** Begin **

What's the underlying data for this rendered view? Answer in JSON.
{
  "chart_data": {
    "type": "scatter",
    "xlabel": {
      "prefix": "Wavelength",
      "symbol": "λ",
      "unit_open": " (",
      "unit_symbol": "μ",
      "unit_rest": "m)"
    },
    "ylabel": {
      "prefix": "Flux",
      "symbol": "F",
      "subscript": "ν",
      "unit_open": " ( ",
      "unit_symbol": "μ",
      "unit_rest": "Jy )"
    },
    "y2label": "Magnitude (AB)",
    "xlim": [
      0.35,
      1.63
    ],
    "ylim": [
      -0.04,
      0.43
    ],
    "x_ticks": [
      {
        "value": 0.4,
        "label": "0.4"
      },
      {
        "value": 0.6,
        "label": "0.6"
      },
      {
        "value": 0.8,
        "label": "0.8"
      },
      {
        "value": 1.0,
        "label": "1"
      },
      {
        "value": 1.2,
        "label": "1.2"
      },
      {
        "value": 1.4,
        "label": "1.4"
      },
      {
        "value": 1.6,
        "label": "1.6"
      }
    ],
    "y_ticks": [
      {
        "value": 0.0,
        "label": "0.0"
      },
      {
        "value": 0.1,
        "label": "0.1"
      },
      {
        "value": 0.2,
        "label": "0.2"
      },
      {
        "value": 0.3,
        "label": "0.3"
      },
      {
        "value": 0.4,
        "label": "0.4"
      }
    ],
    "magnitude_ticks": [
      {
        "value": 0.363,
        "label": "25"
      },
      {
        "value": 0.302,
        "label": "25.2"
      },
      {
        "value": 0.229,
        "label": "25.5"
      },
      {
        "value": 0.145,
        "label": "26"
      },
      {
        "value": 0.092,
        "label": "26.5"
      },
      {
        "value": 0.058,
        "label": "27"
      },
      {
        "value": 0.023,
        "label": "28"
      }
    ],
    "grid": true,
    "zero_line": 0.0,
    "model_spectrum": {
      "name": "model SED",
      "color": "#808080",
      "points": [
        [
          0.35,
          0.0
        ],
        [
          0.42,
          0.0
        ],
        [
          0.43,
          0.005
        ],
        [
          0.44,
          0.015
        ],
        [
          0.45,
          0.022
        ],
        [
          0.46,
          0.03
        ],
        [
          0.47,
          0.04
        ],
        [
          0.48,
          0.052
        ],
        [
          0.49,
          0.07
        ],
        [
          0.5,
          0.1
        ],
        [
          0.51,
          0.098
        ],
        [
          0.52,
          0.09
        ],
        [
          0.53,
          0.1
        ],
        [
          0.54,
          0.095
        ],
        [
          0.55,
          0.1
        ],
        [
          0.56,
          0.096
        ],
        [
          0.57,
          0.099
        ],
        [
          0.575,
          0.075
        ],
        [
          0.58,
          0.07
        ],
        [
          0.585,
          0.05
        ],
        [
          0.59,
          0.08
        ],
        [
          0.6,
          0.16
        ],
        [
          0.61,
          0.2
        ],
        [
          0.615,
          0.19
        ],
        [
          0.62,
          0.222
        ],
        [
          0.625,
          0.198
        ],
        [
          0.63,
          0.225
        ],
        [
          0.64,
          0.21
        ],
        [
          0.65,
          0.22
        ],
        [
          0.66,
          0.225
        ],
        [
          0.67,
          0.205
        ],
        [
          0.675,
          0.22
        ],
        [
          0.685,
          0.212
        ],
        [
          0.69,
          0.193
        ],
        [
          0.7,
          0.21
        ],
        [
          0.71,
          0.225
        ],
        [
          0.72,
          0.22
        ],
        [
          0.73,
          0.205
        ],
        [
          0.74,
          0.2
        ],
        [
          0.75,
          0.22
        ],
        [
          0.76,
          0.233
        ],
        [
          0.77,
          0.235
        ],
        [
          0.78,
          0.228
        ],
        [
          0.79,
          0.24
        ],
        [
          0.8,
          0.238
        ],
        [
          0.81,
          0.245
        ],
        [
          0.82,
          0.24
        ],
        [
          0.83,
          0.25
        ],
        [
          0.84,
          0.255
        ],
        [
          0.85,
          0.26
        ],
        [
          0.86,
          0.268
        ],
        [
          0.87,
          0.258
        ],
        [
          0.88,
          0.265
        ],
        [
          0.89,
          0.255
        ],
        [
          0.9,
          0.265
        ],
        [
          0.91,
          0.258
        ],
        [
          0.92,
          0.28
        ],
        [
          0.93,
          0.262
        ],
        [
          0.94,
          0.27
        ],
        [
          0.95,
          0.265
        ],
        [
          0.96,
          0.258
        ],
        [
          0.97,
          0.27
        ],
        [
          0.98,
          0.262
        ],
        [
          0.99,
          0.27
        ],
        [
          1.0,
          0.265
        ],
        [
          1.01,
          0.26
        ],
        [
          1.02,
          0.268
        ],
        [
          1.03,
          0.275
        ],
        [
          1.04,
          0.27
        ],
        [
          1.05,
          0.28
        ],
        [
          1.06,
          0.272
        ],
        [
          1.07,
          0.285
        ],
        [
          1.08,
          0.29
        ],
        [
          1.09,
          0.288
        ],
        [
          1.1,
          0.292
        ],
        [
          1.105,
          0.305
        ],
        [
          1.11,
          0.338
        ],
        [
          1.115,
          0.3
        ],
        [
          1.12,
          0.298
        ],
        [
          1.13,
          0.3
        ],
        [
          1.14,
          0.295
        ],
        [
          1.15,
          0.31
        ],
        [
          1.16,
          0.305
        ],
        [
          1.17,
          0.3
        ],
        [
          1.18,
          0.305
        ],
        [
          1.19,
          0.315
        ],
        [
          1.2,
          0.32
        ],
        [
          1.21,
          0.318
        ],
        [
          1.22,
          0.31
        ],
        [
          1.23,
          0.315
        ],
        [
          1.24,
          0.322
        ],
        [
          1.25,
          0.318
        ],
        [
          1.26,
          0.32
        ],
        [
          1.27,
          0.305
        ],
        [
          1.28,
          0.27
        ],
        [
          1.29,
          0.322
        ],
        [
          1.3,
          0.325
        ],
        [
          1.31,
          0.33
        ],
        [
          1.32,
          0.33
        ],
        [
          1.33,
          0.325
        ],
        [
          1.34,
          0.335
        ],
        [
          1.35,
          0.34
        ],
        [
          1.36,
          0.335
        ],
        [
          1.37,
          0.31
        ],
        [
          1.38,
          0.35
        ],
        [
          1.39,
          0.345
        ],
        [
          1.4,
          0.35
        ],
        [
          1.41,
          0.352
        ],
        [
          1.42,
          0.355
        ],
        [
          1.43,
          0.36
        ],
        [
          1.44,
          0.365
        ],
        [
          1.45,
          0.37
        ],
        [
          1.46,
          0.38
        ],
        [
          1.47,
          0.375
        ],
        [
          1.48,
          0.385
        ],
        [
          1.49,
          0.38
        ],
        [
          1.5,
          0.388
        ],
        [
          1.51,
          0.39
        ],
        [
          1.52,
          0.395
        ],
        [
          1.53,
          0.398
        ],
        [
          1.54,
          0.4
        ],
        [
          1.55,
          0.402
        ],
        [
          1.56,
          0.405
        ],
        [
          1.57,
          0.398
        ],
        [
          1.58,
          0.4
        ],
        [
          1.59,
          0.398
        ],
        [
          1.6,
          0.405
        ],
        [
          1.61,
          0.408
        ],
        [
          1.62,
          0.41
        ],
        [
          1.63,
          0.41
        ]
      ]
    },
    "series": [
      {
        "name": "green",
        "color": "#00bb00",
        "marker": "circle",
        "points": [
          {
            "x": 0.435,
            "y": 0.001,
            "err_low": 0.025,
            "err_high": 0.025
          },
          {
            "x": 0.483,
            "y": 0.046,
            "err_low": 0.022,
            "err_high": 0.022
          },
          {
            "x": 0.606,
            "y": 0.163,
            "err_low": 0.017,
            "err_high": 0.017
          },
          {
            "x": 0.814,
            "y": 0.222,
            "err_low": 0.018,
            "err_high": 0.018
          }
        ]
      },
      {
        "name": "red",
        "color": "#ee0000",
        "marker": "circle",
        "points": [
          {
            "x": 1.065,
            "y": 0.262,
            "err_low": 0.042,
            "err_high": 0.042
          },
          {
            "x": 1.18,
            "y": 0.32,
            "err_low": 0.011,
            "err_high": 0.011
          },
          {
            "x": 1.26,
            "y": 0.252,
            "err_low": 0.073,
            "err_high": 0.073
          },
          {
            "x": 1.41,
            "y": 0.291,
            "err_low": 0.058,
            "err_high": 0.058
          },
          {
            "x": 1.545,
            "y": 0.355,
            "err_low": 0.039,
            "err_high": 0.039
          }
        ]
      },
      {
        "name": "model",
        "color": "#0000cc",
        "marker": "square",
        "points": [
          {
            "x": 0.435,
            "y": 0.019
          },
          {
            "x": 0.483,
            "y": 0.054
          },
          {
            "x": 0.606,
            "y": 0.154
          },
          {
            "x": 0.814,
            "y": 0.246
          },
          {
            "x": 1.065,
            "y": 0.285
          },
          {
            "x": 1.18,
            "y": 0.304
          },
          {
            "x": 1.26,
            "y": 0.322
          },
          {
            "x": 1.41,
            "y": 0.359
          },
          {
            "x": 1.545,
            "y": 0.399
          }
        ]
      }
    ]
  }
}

** End **

Return each line that includes "name".

### [ANSWER TO THE PROBLEM]
      "name": "model SED",
        "name": "green",
        "name": "red",
        "name": "model",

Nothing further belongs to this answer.